_Data section_
────
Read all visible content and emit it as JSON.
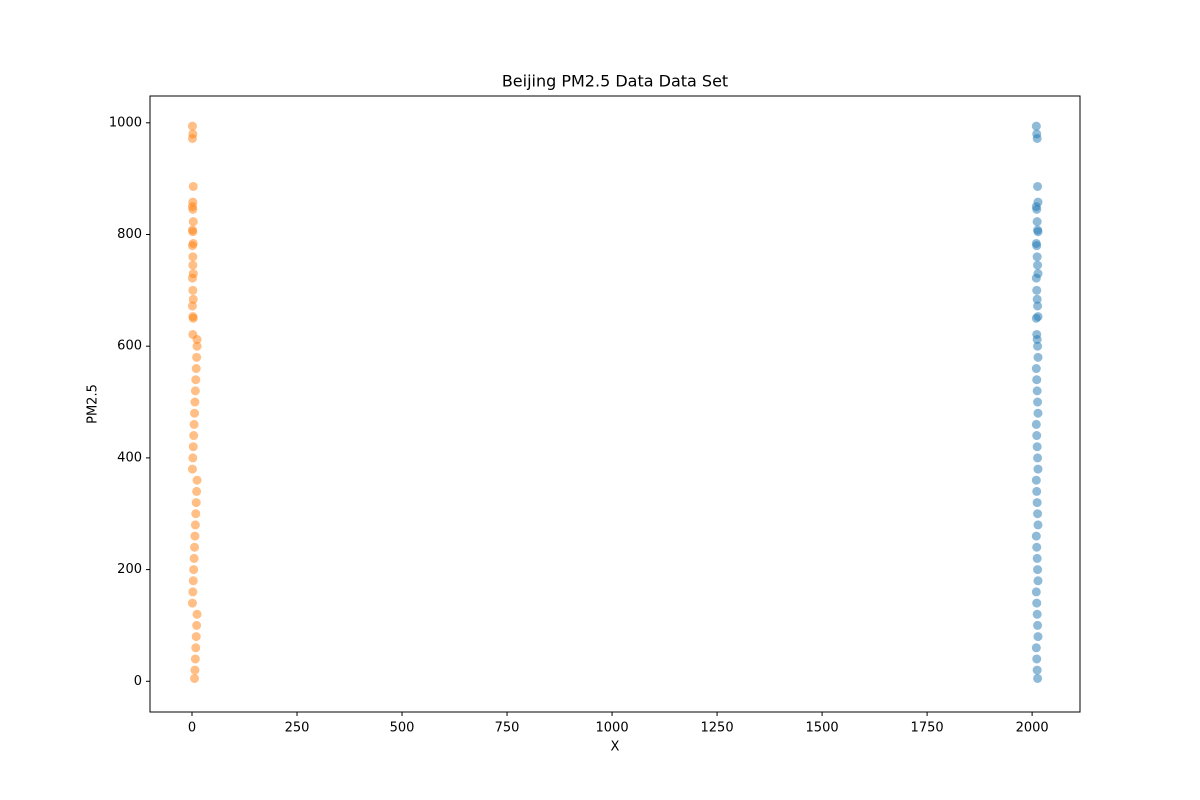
{
  "chart_data": {
    "type": "scatter",
    "title": "Beijing PM2.5 Data Data Set",
    "x_label": "X",
    "y_label": "PM2.5",
    "xlim": [
      -100,
      2114
    ],
    "ylim": [
      -55,
      1048
    ],
    "xticks": [
      0,
      250,
      500,
      750,
      1000,
      1250,
      1500,
      1750,
      2000
    ],
    "yticks": [
      0,
      200,
      400,
      600,
      800,
      1000
    ],
    "grid": false,
    "series": [
      {
        "color": "#1f77b4",
        "x": [
          2010,
          2011,
          2012,
          2013,
          2014,
          2010,
          2011,
          2012,
          2013,
          2014,
          2010,
          2011,
          2012,
          2013,
          2014,
          2010,
          2011,
          2012,
          2013,
          2014,
          2010,
          2011,
          2012,
          2013,
          2014,
          2010,
          2011,
          2012,
          2013,
          2014,
          2010,
          2011,
          2012,
          2013,
          2014,
          2010,
          2011,
          2012,
          2013,
          2014,
          2010,
          2011,
          2012,
          2013,
          2014,
          2010,
          2011,
          2012,
          2013,
          2014,
          2010,
          2011,
          2012,
          2013
        ],
        "values": [
          994,
          980,
          972,
          886,
          858,
          850,
          845,
          823,
          808,
          805,
          784,
          780,
          760,
          745,
          730,
          722,
          700,
          684,
          672,
          653,
          650,
          621,
          612,
          600,
          580,
          560,
          540,
          520,
          500,
          480,
          460,
          440,
          420,
          400,
          380,
          360,
          340,
          320,
          300,
          280,
          260,
          240,
          220,
          200,
          180,
          160,
          140,
          120,
          100,
          80,
          60,
          40,
          20,
          5
        ]
      },
      {
        "color": "#ff7f0e",
        "x": [
          1,
          2,
          1,
          3,
          2,
          1,
          2,
          3,
          1,
          2,
          3,
          1,
          2,
          2,
          3,
          1,
          2,
          3,
          1,
          2,
          3,
          2,
          12,
          12,
          11,
          10,
          9,
          8,
          7,
          6,
          5,
          4,
          3,
          2,
          1,
          12,
          11,
          10,
          9,
          8,
          7,
          6,
          5,
          4,
          3,
          2,
          1,
          12,
          11,
          10,
          9,
          8,
          7,
          6
        ],
        "values": [
          994,
          980,
          972,
          886,
          858,
          850,
          845,
          823,
          808,
          805,
          784,
          780,
          760,
          745,
          730,
          722,
          700,
          684,
          672,
          653,
          650,
          621,
          612,
          600,
          580,
          560,
          540,
          520,
          500,
          480,
          460,
          440,
          420,
          400,
          380,
          360,
          340,
          320,
          300,
          280,
          260,
          240,
          220,
          200,
          180,
          160,
          140,
          120,
          100,
          80,
          60,
          40,
          20,
          5
        ]
      }
    ]
  }
}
────
_Objective_
Your task is to return the entries above exactly, with no pictures.

_In response_
Read all visible content and emit it as JSON.
{
  "chart_data": {
    "type": "scatter",
    "title": "Beijing PM2.5 Data Data Set",
    "x_label": "X",
    "y_label": "PM2.5",
    "xlim": [
      -100,
      2114
    ],
    "ylim": [
      -55,
      1048
    ],
    "xticks": [
      0,
      250,
      500,
      750,
      1000,
      1250,
      1500,
      1750,
      2000
    ],
    "yticks": [
      0,
      200,
      400,
      600,
      800,
      1000
    ],
    "grid": false,
    "series": [
      {
        "color": "#1f77b4",
        "x": [
          2010,
          2011,
          2012,
          2013,
          2014,
          2010,
          2011,
          2012,
          2013,
          2014,
          2010,
          2011,
          2012,
          2013,
          2014,
          2010,
          2011,
          2012,
          2013,
          2014,
          2010,
          2011,
          2012,
          2013,
          2014,
          2010,
          2011,
          2012,
          2013,
          2014,
          2010,
          2011,
          2012,
          2013,
          2014,
          2010,
          2011,
          2012,
          2013,
          2014,
          2010,
          2011,
          2012,
          2013,
          2014,
          2010,
          2011,
          2012,
          2013,
          2014,
          2010,
          2011,
          2012,
          2013
        ],
        "values": [
          994,
          980,
          972,
          886,
          858,
          850,
          845,
          823,
          808,
          805,
          784,
          780,
          760,
          745,
          730,
          722,
          700,
          684,
          672,
          653,
          650,
          621,
          612,
          600,
          580,
          560,
          540,
          520,
          500,
          480,
          460,
          440,
          420,
          400,
          380,
          360,
          340,
          320,
          300,
          280,
          260,
          240,
          220,
          200,
          180,
          160,
          140,
          120,
          100,
          80,
          60,
          40,
          20,
          5
        ]
      },
      {
        "color": "#ff7f0e",
        "x": [
          1,
          2,
          1,
          3,
          2,
          1,
          2,
          3,
          1,
          2,
          3,
          1,
          2,
          2,
          3,
          1,
          2,
          3,
          1,
          2,
          3,
          2,
          12,
          12,
          11,
          10,
          9,
          8,
          7,
          6,
          5,
          4,
          3,
          2,
          1,
          12,
          11,
          10,
          9,
          8,
          7,
          6,
          5,
          4,
          3,
          2,
          1,
          12,
          11,
          10,
          9,
          8,
          7,
          6
        ],
        "values": [
          994,
          980,
          972,
          886,
          858,
          850,
          845,
          823,
          808,
          805,
          784,
          780,
          760,
          745,
          730,
          722,
          700,
          684,
          672,
          653,
          650,
          621,
          612,
          600,
          580,
          560,
          540,
          520,
          500,
          480,
          460,
          440,
          420,
          400,
          380,
          360,
          340,
          320,
          300,
          280,
          260,
          240,
          220,
          200,
          180,
          160,
          140,
          120,
          100,
          80,
          60,
          40,
          20,
          5
        ]
      }
    ]
  }
}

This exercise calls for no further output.